• _Exercise directions_
The answer is one number: how many lines hold the string "Infraestrutura".

————————

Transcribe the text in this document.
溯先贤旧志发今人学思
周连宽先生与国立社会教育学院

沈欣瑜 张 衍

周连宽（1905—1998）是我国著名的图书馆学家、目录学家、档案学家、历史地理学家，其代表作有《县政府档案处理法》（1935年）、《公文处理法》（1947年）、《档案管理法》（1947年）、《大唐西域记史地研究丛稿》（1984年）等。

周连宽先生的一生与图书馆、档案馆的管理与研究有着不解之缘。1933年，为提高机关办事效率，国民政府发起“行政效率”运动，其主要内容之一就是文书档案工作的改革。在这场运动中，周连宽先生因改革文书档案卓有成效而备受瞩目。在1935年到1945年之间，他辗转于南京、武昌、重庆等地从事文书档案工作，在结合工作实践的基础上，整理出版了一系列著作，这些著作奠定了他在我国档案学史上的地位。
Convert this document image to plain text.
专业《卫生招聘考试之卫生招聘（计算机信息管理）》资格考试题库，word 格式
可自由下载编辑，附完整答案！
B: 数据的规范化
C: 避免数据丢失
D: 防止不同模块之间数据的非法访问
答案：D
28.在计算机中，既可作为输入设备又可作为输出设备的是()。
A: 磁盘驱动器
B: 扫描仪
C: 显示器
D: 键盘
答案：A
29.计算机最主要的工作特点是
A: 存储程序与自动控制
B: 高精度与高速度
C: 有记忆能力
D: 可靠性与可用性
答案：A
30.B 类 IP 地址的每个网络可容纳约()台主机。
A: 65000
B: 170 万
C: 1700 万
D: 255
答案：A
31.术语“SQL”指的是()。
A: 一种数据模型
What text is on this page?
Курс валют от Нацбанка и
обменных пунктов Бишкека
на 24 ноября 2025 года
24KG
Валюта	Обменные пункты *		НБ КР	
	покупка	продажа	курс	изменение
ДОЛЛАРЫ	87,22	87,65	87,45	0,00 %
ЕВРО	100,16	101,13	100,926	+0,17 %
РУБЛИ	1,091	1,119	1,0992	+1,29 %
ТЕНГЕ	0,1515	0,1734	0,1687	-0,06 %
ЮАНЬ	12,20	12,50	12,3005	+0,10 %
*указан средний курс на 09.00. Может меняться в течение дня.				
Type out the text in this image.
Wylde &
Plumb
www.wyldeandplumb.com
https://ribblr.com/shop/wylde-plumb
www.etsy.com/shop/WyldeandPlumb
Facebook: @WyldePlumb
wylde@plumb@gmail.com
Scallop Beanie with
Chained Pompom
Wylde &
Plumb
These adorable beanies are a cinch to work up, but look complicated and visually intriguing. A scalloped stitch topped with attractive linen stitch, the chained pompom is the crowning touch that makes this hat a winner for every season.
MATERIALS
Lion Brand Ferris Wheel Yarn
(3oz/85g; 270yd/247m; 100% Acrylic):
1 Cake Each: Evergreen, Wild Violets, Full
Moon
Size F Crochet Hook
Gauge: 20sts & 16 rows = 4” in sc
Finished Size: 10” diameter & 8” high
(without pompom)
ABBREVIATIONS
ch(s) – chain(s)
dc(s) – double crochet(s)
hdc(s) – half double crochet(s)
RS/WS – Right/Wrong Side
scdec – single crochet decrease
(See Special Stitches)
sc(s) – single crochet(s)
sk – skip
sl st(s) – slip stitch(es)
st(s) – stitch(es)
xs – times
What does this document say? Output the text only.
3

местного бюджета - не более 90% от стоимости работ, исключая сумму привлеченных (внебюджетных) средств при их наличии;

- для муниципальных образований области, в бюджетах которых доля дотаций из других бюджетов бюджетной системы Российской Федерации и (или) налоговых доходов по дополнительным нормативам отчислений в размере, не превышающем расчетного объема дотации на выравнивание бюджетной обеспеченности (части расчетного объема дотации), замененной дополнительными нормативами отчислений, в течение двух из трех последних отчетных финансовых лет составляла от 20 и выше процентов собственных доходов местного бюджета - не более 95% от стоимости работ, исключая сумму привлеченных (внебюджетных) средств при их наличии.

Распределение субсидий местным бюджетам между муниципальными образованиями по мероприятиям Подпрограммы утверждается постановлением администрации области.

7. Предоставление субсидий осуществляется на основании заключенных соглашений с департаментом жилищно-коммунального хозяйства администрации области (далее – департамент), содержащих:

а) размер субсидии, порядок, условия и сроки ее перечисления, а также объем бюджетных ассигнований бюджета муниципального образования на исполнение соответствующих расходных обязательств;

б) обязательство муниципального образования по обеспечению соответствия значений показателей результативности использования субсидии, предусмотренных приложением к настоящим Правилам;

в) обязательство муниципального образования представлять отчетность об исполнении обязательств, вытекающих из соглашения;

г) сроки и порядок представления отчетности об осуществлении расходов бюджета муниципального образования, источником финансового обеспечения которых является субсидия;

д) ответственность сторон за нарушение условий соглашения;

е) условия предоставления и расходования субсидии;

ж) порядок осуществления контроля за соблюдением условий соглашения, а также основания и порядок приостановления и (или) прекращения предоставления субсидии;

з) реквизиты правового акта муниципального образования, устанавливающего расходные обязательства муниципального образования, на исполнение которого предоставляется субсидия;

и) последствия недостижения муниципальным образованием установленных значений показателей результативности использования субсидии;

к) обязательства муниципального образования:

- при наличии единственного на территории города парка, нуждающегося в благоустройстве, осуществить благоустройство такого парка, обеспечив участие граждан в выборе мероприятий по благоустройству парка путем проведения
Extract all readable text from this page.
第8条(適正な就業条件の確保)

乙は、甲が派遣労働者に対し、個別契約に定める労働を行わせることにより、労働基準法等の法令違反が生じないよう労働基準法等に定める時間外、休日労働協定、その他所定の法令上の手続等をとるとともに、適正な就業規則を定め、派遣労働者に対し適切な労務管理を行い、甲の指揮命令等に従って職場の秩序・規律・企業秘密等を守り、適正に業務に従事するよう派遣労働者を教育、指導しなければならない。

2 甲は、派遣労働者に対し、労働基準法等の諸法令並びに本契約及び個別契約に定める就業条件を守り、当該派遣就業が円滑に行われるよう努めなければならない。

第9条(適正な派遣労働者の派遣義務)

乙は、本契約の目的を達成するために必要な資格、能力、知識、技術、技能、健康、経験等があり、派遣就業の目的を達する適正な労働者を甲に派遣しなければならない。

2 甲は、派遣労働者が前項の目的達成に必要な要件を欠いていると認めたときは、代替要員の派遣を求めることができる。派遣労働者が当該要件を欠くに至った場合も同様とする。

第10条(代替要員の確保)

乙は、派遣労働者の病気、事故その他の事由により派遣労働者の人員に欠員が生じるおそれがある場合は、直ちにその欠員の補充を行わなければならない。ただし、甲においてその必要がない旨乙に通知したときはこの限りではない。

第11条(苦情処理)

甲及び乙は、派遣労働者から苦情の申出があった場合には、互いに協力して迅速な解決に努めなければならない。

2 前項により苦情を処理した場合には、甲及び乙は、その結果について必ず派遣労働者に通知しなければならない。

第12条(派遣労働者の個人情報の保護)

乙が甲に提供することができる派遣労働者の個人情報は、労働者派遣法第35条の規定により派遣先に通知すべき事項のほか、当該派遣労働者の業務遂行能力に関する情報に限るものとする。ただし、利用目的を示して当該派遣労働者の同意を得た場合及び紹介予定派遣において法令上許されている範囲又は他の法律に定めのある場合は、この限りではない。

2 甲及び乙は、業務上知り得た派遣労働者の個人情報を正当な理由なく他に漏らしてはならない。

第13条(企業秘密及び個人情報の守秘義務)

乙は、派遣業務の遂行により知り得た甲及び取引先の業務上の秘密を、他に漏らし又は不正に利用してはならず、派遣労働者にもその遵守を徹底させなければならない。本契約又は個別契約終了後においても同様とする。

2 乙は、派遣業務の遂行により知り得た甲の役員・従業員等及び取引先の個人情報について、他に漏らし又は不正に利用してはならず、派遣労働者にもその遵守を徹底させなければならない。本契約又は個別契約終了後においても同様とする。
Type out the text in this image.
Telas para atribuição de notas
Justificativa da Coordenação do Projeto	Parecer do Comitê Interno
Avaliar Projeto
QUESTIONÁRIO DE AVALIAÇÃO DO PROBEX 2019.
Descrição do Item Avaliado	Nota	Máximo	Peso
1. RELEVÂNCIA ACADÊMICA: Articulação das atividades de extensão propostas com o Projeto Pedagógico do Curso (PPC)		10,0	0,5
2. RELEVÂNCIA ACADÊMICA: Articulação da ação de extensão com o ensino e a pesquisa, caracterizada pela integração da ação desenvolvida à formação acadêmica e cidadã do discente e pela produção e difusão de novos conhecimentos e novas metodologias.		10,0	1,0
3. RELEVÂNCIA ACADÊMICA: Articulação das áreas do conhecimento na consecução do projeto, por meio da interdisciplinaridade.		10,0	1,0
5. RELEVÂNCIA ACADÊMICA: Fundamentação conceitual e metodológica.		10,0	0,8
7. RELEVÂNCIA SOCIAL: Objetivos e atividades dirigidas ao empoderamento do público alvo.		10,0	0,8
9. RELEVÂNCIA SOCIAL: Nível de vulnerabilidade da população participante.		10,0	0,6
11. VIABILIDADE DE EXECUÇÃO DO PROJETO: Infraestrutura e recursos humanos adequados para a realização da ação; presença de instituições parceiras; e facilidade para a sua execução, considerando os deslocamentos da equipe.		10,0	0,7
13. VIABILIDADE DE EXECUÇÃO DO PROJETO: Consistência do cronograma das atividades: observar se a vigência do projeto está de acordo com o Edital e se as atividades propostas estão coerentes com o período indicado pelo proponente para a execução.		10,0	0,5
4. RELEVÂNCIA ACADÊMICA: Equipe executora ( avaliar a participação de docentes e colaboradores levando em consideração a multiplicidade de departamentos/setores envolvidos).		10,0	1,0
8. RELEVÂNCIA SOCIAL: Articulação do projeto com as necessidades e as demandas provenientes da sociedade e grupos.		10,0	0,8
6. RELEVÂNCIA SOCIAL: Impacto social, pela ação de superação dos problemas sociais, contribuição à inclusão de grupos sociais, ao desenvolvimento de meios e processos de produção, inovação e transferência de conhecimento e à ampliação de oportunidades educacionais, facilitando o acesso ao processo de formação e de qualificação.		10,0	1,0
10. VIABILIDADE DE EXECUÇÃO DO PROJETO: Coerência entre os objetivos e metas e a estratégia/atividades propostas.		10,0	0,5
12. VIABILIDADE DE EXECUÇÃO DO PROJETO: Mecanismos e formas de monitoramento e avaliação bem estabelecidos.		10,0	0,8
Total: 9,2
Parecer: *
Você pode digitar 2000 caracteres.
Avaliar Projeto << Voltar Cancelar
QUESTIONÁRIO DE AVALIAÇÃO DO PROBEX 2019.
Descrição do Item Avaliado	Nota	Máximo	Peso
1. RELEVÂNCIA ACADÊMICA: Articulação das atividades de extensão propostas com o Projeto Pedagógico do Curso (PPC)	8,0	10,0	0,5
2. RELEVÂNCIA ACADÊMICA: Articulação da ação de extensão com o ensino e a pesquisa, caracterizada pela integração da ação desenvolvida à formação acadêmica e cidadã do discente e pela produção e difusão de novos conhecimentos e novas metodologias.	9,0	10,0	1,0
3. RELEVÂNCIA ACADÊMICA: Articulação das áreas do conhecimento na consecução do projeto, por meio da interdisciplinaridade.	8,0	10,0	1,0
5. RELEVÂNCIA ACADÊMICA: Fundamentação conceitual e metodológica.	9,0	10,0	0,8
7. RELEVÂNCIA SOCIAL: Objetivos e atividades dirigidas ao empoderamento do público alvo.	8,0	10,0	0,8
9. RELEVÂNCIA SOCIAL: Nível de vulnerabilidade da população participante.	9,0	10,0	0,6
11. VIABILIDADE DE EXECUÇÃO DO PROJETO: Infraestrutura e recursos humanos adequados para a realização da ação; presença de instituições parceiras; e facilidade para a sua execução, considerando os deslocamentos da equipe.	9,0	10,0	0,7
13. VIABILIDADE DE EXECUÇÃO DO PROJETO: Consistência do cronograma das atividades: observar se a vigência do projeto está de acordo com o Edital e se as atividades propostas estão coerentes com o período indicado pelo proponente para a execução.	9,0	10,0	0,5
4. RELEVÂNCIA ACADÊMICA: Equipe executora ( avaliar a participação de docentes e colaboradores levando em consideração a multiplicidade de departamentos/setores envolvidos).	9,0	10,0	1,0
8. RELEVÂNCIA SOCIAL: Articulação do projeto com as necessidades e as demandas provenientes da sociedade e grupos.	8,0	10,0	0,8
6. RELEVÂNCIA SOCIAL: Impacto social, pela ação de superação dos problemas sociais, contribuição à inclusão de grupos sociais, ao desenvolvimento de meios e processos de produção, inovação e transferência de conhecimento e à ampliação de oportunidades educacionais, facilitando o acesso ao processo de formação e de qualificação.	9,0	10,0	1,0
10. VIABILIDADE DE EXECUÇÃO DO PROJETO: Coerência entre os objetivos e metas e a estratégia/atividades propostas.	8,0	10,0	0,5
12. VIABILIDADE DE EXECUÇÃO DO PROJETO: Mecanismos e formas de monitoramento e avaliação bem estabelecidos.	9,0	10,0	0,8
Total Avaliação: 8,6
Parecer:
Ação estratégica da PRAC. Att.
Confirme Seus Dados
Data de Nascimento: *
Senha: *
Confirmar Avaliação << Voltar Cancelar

————————

• _Result_
2